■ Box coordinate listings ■
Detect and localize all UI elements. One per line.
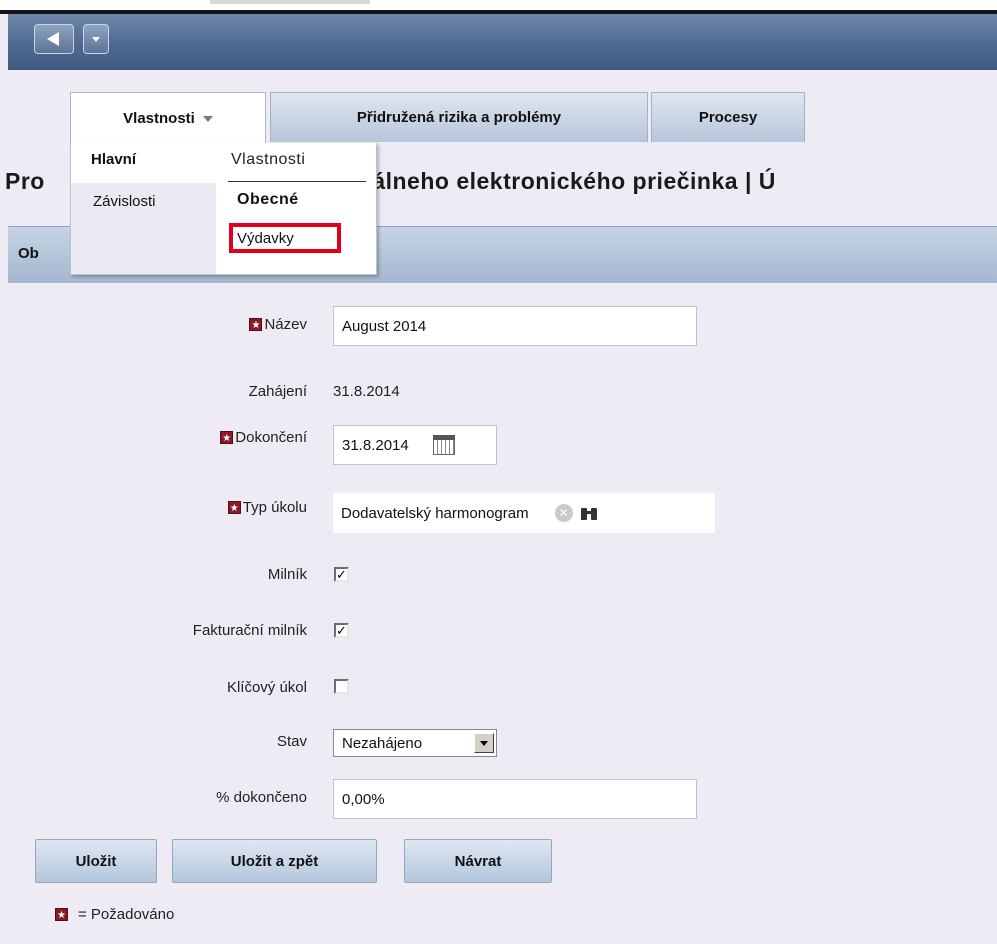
- form-row-billing-milestone: Fakturační milník ✓: [0, 618, 997, 658]
- properties-dropdown-menu: Hlavní Závislosti Vlastnosti Obecné Výda…: [70, 143, 377, 275]
- milestone-label-text: Milník: [267, 566, 307, 583]
- top-fade: [210, 0, 370, 4]
- key-task-label-text: Klíčový úkol: [226, 679, 307, 696]
- milestone-checkbox[interactable]: ✓: [334, 567, 349, 582]
- calendar-icon[interactable]: [432, 435, 455, 455]
- form-row-percent: % dokončeno 0,00%: [0, 779, 997, 819]
- menu-header-divider: [228, 181, 366, 182]
- menu-left-column: Hlavní Závislosti: [71, 143, 216, 274]
- billing-milestone-checkbox[interactable]: ✓: [334, 623, 349, 638]
- start-value: 31.8.2014: [333, 383, 400, 400]
- tab-processes[interactable]: Procesy: [651, 92, 805, 142]
- status-label-text: Stav: [276, 733, 307, 750]
- required-star-icon: ★: [249, 318, 263, 331]
- menu-item-dependencies[interactable]: Závislosti: [93, 193, 156, 210]
- tab-processes-label: Procesy: [698, 109, 758, 126]
- form-row-task-type: ★ Typ úkolu Dodavatelský harmonogram ✕: [0, 493, 997, 533]
- status-select[interactable]: Nezahájeno: [333, 729, 497, 757]
- required-star-icon: ★: [227, 501, 241, 514]
- required-legend-text: = Požadováno: [78, 906, 175, 923]
- form-row-key-task: Klíčový úkol: [0, 675, 997, 715]
- form-row-status: Stav Nezahájeno: [0, 727, 997, 767]
- name-input[interactable]: August 2014: [333, 306, 697, 346]
- form-row-finish: ★ Dokončení 31.8.2014: [0, 425, 997, 465]
- tab-risks-label: Přidružená rizika a problémy: [356, 109, 562, 126]
- tab-properties-label: Vlastnosti: [123, 110, 195, 127]
- finish-label-text: Dokončení: [235, 429, 307, 446]
- save-button-label: Uložit: [75, 852, 117, 870]
- save-button[interactable]: Uložit: [35, 839, 157, 883]
- required-star-icon: ★: [220, 431, 234, 444]
- save-and-back-label: Uložit a zpět: [230, 852, 319, 870]
- menu-item-general[interactable]: Obecné: [237, 191, 299, 209]
- start-label-text: Zahájení: [248, 383, 307, 400]
- required-star-icon: ★: [55, 908, 68, 921]
- billing-milestone-label-text: Fakturační milník: [192, 622, 307, 639]
- tab-properties[interactable]: Vlastnosti: [70, 92, 266, 144]
- return-button[interactable]: Návrat: [404, 839, 552, 883]
- binoculars-bridge: [584, 511, 593, 514]
- chevron-down-icon: [92, 37, 100, 42]
- finish-label: ★ Dokončení: [220, 429, 307, 446]
- percent-label-text: % dokončeno: [216, 789, 307, 806]
- back-button[interactable]: [34, 24, 74, 54]
- billing-milestone-label: Fakturační milník: [193, 622, 307, 639]
- section-header-label: Ob: [18, 245, 39, 262]
- page-title-left: Pro: [5, 168, 45, 194]
- key-task-label: Klíčový úkol: [227, 679, 307, 696]
- menu-item-expenses[interactable]: Výdavky: [229, 223, 341, 253]
- percent-label: % dokončeno: [216, 789, 307, 806]
- task-type-label: ★ Typ úkolu: [227, 499, 307, 516]
- name-label: ★ Název: [249, 316, 307, 333]
- task-type-label-text: Typ úkolu: [242, 499, 307, 516]
- menu-item-main[interactable]: Hlavní: [91, 151, 136, 168]
- task-type-value: Dodavatelský harmonogram: [341, 504, 529, 522]
- required-legend: ★ = Požadováno: [55, 906, 174, 923]
- form-row-milestone: Milník ✓: [0, 562, 997, 602]
- form-row-start: Zahájení 31.8.2014: [0, 373, 997, 413]
- chevron-down-icon[interactable]: [474, 733, 494, 753]
- percent-complete-value: 0,00%: [342, 790, 385, 808]
- finish-date-input[interactable]: 31.8.2014: [333, 425, 497, 465]
- save-and-back-button[interactable]: Uložit a zpět: [172, 839, 377, 883]
- return-button-label: Návrat: [454, 852, 502, 870]
- task-type-field[interactable]: Dodavatelský harmonogram ✕: [333, 493, 715, 533]
- history-dropdown-button[interactable]: [83, 24, 109, 54]
- top-strip: [0, 0, 997, 14]
- navigation-bar: [8, 14, 997, 70]
- menu-item-expenses-label: Výdavky: [237, 230, 294, 247]
- form-row-name: ★ Název August 2014: [0, 306, 997, 346]
- chevron-down-icon: [202, 115, 213, 122]
- milestone-label: Milník: [268, 566, 307, 583]
- tab-risks-issues[interactable]: Přidružená rizika a problémy: [270, 92, 648, 142]
- start-label: Zahájení: [249, 383, 307, 400]
- clear-icon[interactable]: ✕: [554, 504, 573, 522]
- back-arrow-icon: [47, 32, 59, 46]
- name-input-value: August 2014: [342, 317, 427, 335]
- status-select-value: Nezahájeno: [342, 734, 423, 752]
- status-label: Stav: [277, 733, 307, 750]
- percent-complete-input[interactable]: 0,00%: [333, 779, 697, 819]
- finish-date-value: 31.8.2014: [342, 436, 409, 454]
- name-label-text: Název: [264, 316, 307, 333]
- menu-properties-header: Vlastnosti: [231, 151, 306, 168]
- key-task-checkbox[interactable]: [334, 679, 349, 694]
- binoculars-icon[interactable]: [580, 505, 597, 521]
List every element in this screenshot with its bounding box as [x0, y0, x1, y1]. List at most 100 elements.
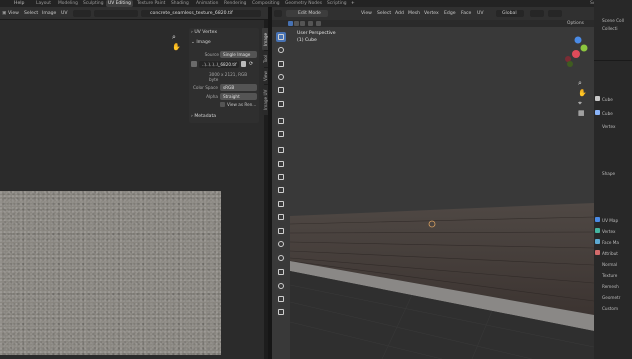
- pivot-dropdown[interactable]: [530, 10, 544, 17]
- perspective-grid-icon[interactable]: ▦: [578, 109, 586, 117]
- section-geometry-data[interactable]: Geometr: [602, 295, 620, 300]
- menu-select[interactable]: Select: [24, 7, 38, 20]
- section-image[interactable]: ⌄ Image: [191, 40, 211, 45]
- material-icon[interactable]: [595, 250, 600, 255]
- help-menu[interactable]: Help: [14, 0, 24, 7]
- rip-tool-icon[interactable]: [276, 307, 286, 317]
- camera-icon[interactable]: ⌖: [578, 99, 586, 107]
- section-custom-properties[interactable]: Custom: [602, 306, 618, 311]
- extrude-tool-icon[interactable]: [276, 159, 286, 169]
- vertex-select-icon[interactable]: [288, 21, 293, 26]
- folder-icon[interactable]: [241, 61, 246, 67]
- color-space-dropdown[interactable]: sRGB: [220, 84, 257, 91]
- section-uv-vertex[interactable]: › UV Vertex: [191, 30, 217, 35]
- rotate-tool-icon[interactable]: [276, 72, 286, 82]
- section-face-maps[interactable]: Face Ma: [602, 240, 619, 245]
- menu-add[interactable]: Add: [395, 7, 404, 20]
- tab-texture-paint[interactable]: Texture Paint: [135, 0, 167, 7]
- edge-slide-tool-icon[interactable]: [276, 267, 286, 277]
- face-select-icon[interactable]: [300, 21, 305, 26]
- tab-compositing[interactable]: Compositing: [250, 0, 282, 7]
- pan-hand-icon[interactable]: ✋: [578, 89, 587, 97]
- snap-dropdown[interactable]: [548, 10, 562, 17]
- alpha-dropdown[interactable]: Straight: [220, 93, 257, 100]
- tab-geometry-nodes[interactable]: Geometry Nodes: [283, 0, 324, 7]
- section-metadata[interactable]: › Metadata: [191, 114, 216, 119]
- tab-animation[interactable]: Animation: [194, 0, 220, 7]
- outliner-collection[interactable]: Collecti: [602, 26, 618, 31]
- modifier-icon[interactable]: [595, 217, 600, 222]
- spin-tool-icon[interactable]: [276, 239, 286, 249]
- xray-icon[interactable]: [308, 21, 313, 26]
- shrink-fatten-tool-icon[interactable]: [276, 281, 286, 291]
- mesh-icon[interactable]: [595, 110, 600, 115]
- alpha-label: Alpha: [206, 94, 218, 99]
- section-vertex-groups[interactable]: Vertex: [602, 124, 615, 129]
- file-path-field[interactable]: ..\..\..\..\_6820.tif: [199, 61, 239, 68]
- poly-build-tool-icon[interactable]: [276, 226, 286, 236]
- bevel-tool-icon[interactable]: [276, 185, 286, 195]
- section-uv-maps[interactable]: UV Map: [602, 218, 618, 223]
- object-icon[interactable]: [595, 96, 600, 101]
- tab-modeling[interactable]: Modeling: [56, 0, 80, 7]
- object-name-field[interactable]: Cube: [602, 97, 613, 102]
- menu-view[interactable]: View: [361, 7, 372, 20]
- annotate-tool-icon[interactable]: [276, 116, 286, 126]
- options-dropdown[interactable]: Options: [567, 20, 584, 27]
- transform-tool-icon[interactable]: [276, 99, 286, 109]
- menu-uv[interactable]: UV: [61, 7, 68, 20]
- tab-layout[interactable]: Layout: [34, 0, 53, 7]
- section-texture-space[interactable]: Texture: [602, 273, 617, 278]
- menu-uv[interactable]: UV: [477, 7, 484, 20]
- add-cube-tool-icon[interactable]: [276, 145, 286, 155]
- section-remesh[interactable]: Remesh: [602, 284, 619, 289]
- edge-select-icon[interactable]: [294, 21, 299, 26]
- tab-rendering[interactable]: Rendering: [222, 0, 248, 7]
- measure-tool-icon[interactable]: [276, 129, 286, 139]
- section-shape-keys[interactable]: Shape: [602, 171, 615, 176]
- menu-view[interactable]: View: [8, 7, 19, 20]
- reload-icon[interactable]: ⟳: [249, 61, 255, 67]
- uv-sync-buttons[interactable]: [94, 10, 138, 17]
- section-normals[interactable]: Normal: [602, 262, 617, 267]
- tab-shading[interactable]: Shading: [169, 0, 191, 7]
- section-vertex-colors[interactable]: Vertex: [602, 229, 615, 234]
- tab-uv-editing[interactable]: UV Editing: [106, 0, 133, 7]
- image-name[interactable]: concrete_seamless_texture_6820.tif: [150, 7, 233, 20]
- mesh-data-field[interactable]: Cube: [602, 111, 613, 116]
- outliner-scene-collection[interactable]: Scene Coll: [602, 18, 624, 23]
- source-dropdown[interactable]: Single Image: [220, 51, 257, 58]
- loop-cut-tool-icon[interactable]: [276, 199, 286, 209]
- zoom-icon[interactable]: ⌕: [578, 79, 586, 87]
- view-as-render-checkbox[interactable]: [220, 102, 225, 107]
- uv-mode-dropdown[interactable]: [73, 10, 91, 17]
- menu-face[interactable]: Face: [461, 7, 471, 20]
- editor-type-icon[interactable]: [274, 10, 282, 17]
- menu-vertex[interactable]: Vertex: [424, 7, 439, 20]
- zoom-icon[interactable]: ⌕: [172, 33, 180, 41]
- select-tool-icon[interactable]: [276, 32, 286, 42]
- navigation-gizmo[interactable]: [554, 34, 594, 74]
- add-workspace-icon[interactable]: +: [349, 0, 357, 7]
- image-pin-icon[interactable]: [191, 61, 197, 67]
- menu-select[interactable]: Select: [377, 7, 391, 20]
- section-attributes[interactable]: Attribut: [602, 251, 618, 256]
- 3d-viewport[interactable]: User Perspective (1) Cube ⌕ ✋ ⌖ ▦: [272, 27, 594, 359]
- menu-edge[interactable]: Edge: [444, 7, 456, 20]
- move-tool-icon[interactable]: [276, 59, 286, 69]
- editor-type-icon[interactable]: ▣: [2, 7, 6, 20]
- inset-tool-icon[interactable]: [276, 172, 286, 182]
- tab-scripting[interactable]: Scripting: [325, 0, 349, 7]
- pan-hand-icon[interactable]: ✋: [172, 43, 181, 51]
- menu-image[interactable]: Image: [42, 7, 56, 20]
- shear-tool-icon[interactable]: [276, 294, 286, 304]
- smooth-tool-icon[interactable]: [276, 253, 286, 263]
- scale-tool-icon[interactable]: [276, 85, 286, 95]
- tab-sculpting[interactable]: Sculpting: [81, 0, 106, 7]
- particles-icon[interactable]: [595, 228, 600, 233]
- shading-icon[interactable]: [316, 21, 321, 26]
- cursor-tool-icon[interactable]: [276, 45, 286, 55]
- knife-tool-icon[interactable]: [276, 212, 286, 222]
- menu-mesh[interactable]: Mesh: [408, 7, 420, 20]
- physics-icon[interactable]: [595, 239, 600, 244]
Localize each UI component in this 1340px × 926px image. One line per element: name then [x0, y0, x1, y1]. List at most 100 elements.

■ WORK REQUIRED ■
Copy the lines from the one containing "- pivot-dropdown[interactable]: [530, 10, 544, 17]" through the one containing "- material-icon[interactable]: [595, 250, 600, 255]", both included. Substitute "pivot-menu" for "pivot-dropdown" and leave everything else as it stands.

■ EXPECTED ANSWER ■
- pivot-menu[interactable]: [530, 10, 544, 17]
- perspective-grid-icon[interactable]: ▦: [578, 109, 586, 117]
- section-geometry-data[interactable]: Geometr: [602, 295, 620, 300]
- menu-select[interactable]: Select: [24, 7, 38, 20]
- section-image[interactable]: ⌄ Image: [191, 40, 211, 45]
- material-icon[interactable]: [595, 250, 600, 255]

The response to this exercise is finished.